Copy out all the lines in the records that include the word "overall".

Collection entries ::
★ ★ ★ ★ ★ ★ ★

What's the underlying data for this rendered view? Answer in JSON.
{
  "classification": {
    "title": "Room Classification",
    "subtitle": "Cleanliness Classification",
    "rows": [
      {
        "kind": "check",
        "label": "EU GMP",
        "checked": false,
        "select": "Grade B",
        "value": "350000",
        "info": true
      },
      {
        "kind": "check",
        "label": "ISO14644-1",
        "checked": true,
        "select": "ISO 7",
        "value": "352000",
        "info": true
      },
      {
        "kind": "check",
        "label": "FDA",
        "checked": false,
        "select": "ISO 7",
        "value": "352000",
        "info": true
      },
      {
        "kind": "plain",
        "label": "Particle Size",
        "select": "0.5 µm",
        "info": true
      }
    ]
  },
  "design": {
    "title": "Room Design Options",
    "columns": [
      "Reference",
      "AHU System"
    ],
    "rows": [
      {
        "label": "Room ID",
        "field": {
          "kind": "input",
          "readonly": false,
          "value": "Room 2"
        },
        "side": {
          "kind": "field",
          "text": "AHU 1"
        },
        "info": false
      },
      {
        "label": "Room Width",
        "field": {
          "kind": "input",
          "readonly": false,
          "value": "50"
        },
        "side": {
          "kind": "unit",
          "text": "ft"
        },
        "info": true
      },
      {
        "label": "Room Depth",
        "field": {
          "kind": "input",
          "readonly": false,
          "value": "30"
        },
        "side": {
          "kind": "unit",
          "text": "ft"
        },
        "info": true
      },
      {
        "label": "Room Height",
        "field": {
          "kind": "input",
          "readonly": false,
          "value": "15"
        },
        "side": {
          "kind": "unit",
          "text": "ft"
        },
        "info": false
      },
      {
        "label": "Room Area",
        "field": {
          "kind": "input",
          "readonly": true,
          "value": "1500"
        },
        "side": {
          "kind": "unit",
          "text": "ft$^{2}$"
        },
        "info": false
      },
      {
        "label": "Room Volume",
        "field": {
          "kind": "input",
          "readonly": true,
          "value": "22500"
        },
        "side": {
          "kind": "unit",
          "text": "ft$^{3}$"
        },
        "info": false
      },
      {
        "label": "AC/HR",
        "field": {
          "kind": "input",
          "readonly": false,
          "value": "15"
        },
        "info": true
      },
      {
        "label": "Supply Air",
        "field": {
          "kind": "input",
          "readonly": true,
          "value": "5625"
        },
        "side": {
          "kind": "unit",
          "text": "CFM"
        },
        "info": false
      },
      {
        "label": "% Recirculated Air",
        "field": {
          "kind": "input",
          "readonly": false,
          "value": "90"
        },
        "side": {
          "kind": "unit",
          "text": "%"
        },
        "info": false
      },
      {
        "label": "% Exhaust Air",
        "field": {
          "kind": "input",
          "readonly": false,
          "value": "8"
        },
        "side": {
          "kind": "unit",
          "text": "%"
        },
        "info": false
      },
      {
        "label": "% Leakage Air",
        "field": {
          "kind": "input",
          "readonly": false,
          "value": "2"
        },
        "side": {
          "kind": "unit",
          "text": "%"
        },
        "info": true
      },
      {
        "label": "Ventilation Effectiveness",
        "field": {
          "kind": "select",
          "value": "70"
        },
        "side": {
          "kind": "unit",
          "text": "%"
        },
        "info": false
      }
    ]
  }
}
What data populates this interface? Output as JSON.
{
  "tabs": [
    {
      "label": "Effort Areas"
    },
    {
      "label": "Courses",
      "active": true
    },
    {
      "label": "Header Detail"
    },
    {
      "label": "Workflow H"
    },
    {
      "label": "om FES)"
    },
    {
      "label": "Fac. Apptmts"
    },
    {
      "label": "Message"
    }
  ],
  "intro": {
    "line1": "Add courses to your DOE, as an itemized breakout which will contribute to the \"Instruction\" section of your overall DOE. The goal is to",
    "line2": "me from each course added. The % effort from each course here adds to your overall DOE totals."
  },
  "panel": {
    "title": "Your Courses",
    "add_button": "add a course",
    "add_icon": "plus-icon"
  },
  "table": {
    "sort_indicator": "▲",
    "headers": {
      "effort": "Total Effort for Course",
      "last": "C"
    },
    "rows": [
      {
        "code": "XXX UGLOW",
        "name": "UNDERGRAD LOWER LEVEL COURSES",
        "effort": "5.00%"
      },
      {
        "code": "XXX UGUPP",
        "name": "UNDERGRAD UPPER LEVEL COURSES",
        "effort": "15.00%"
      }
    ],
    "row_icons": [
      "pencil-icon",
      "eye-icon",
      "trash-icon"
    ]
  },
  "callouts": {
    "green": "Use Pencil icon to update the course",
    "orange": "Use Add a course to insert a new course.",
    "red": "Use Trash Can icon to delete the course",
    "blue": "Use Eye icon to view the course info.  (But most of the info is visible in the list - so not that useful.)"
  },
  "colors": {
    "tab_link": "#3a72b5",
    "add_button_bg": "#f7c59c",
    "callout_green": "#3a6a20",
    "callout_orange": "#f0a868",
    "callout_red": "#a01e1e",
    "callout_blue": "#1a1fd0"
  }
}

★ ★ ★ ★ ★ ★ ★

Output ::
    "line1": "Add courses to your DOE, as an itemized breakout which will contribute to the \"Instruction\" section of your overall DOE. The goal is to",
    "line2": "me from each course added. The % effort from each course here adds to your overall DOE totals."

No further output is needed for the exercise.